### Challenge
Return the number of lines in which the word "связано" appears; add nothing else.

──────────

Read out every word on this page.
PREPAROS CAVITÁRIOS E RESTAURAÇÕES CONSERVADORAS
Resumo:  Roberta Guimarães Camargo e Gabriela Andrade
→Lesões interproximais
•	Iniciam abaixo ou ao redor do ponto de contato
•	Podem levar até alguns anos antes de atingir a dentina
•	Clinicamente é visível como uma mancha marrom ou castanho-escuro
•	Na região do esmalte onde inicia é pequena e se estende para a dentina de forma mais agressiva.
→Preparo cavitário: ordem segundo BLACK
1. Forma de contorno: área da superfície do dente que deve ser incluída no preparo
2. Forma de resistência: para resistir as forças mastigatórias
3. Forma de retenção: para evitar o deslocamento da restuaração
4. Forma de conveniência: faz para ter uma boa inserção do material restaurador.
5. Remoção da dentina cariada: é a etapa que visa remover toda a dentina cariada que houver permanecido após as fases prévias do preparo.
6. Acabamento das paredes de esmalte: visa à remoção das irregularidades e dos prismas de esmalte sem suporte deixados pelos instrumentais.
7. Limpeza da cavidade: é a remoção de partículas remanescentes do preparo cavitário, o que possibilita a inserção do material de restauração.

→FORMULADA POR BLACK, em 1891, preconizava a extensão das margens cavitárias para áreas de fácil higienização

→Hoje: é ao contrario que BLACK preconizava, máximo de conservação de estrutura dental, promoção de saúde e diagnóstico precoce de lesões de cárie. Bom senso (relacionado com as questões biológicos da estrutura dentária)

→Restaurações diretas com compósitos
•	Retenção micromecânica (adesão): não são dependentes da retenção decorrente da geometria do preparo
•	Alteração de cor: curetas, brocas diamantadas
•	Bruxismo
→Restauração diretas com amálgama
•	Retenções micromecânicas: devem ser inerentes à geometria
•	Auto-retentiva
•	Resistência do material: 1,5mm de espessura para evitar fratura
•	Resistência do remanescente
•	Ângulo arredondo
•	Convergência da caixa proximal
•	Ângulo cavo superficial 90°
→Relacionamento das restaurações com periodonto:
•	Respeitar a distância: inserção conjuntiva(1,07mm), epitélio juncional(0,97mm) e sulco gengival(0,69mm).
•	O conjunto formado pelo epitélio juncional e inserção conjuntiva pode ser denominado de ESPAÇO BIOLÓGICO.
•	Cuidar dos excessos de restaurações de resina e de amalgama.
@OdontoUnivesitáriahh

──────────

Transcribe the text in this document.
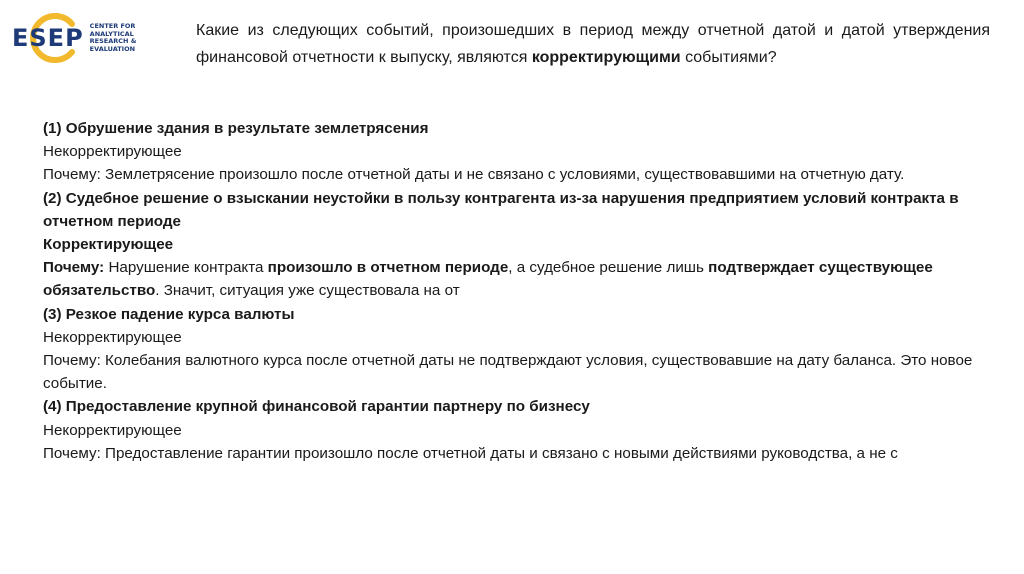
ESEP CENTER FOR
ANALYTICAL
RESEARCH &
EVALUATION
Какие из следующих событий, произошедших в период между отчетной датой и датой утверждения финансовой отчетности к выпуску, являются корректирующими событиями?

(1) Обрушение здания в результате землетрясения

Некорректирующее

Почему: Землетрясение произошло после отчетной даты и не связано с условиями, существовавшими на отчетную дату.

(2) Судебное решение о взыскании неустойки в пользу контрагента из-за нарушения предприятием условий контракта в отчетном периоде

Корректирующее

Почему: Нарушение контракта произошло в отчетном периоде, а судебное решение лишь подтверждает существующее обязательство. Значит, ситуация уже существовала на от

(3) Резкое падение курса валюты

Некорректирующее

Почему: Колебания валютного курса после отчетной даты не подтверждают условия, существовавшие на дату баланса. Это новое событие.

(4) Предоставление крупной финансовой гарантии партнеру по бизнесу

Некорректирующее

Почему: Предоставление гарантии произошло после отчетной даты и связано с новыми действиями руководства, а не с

──────────

### Answer for this exercise
2